Set task:
Identify each line containing the word "JSON" and copy it.

Listing:
══════
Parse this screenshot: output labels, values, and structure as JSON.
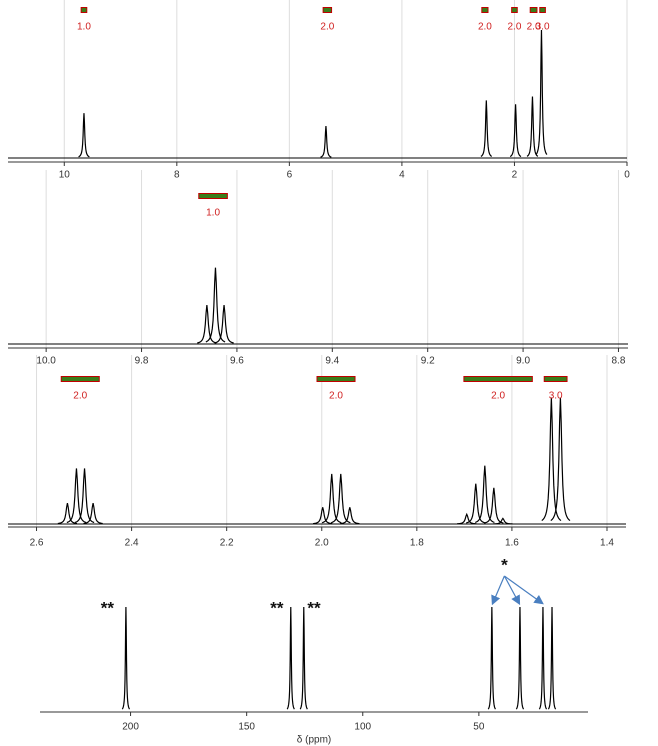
{
  "chart_data": [
    {
      "type": "spectrum",
      "xlim": [
        11,
        0
      ],
      "ylim": [
        0,
        100
      ],
      "xticks": [
        10,
        8,
        6,
        4,
        2,
        0
      ],
      "grid": true,
      "color": "#000000",
      "x": [
        9.65,
        5.35,
        2.5,
        1.98,
        1.68,
        1.52
      ],
      "values": [
        35,
        25,
        45,
        42,
        48,
        100
      ],
      "integrals": [
        {
          "from": 9.7,
          "to": 9.6,
          "label": "1.0"
        },
        {
          "from": 5.4,
          "to": 5.25,
          "label": "2.0"
        },
        {
          "from": 2.58,
          "to": 2.47,
          "label": "2.0"
        },
        {
          "from": 2.05,
          "to": 1.95,
          "label": "2.0"
        },
        {
          "from": 1.72,
          "to": 1.6,
          "label": "2.0"
        },
        {
          "from": 1.55,
          "to": 1.45,
          "label": "3.0"
        }
      ]
    },
    {
      "type": "spectrum",
      "xlim": [
        10.08,
        8.78
      ],
      "ylim": [
        0,
        100
      ],
      "xticks": [
        {
          "value": 10,
          "label": "10.0"
        },
        9.8,
        9.6,
        9.4,
        9.2,
        {
          "value": 9,
          "label": "9.0"
        },
        8.8
      ],
      "grid": true,
      "color": "#000000",
      "x": [
        9.663,
        9.645,
        9.627
      ],
      "values": [
        27,
        53,
        27
      ],
      "integrals": [
        {
          "from": 9.68,
          "to": 9.62,
          "label": "1.0"
        }
      ]
    },
    {
      "type": "spectrum",
      "xlim": [
        2.66,
        1.36
      ],
      "ylim": [
        0,
        100
      ],
      "xticks": [
        2.6,
        2.4,
        2.2,
        {
          "value": 2,
          "label": "2.0"
        },
        1.8,
        1.6,
        1.4
      ],
      "grid": true,
      "color": "#000000",
      "x": [
        2.535,
        2.516,
        2.499,
        2.481,
        1.998,
        1.979,
        1.96,
        1.941,
        1.695,
        1.676,
        1.657,
        1.638,
        1.619,
        1.517,
        1.498
      ],
      "values": [
        15,
        40,
        40,
        15,
        12,
        36,
        36,
        12,
        7,
        29,
        42,
        26,
        4,
        91,
        91
      ],
      "integrals": [
        {
          "from": 2.548,
          "to": 2.468,
          "label": "2.0"
        },
        {
          "from": 2.01,
          "to": 1.93,
          "label": "2.0"
        },
        {
          "from": 1.701,
          "to": 1.557,
          "label": "2.0"
        },
        {
          "from": 1.532,
          "to": 1.484,
          "label": "3.0"
        }
      ]
    },
    {
      "type": "spectrum",
      "xlim": [
        239,
        3
      ],
      "ylim": [
        0,
        100
      ],
      "xticks": [
        200,
        150,
        100,
        50
      ],
      "grid": false,
      "color": "#000000",
      "x_label": "δ (ppm)",
      "x": [
        202,
        131,
        125.4,
        44.4,
        32.3,
        22.4,
        18.5
      ],
      "values": [
        100,
        100,
        100,
        100,
        100,
        100,
        100
      ],
      "annotations": [
        {
          "text": "**",
          "x": 210
        },
        {
          "text": "**",
          "x": 137
        },
        {
          "text": "**",
          "x": 121
        },
        {
          "text": "*",
          "x": 39
        }
      ]
    }
  ]
}
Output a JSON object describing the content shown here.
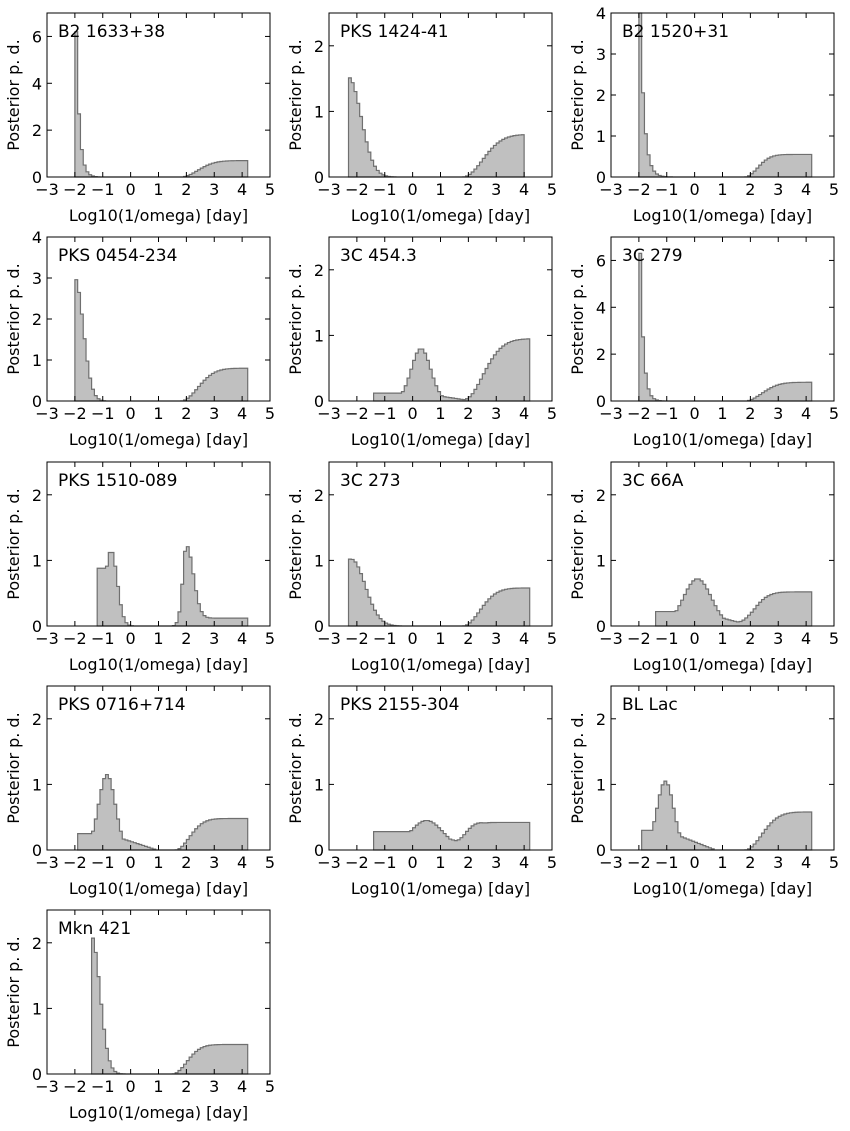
══════
Answer for this exercise:
Parse this screenshot: output labels, values, and structure as JSON.
Output a JSON object describing the content shown here.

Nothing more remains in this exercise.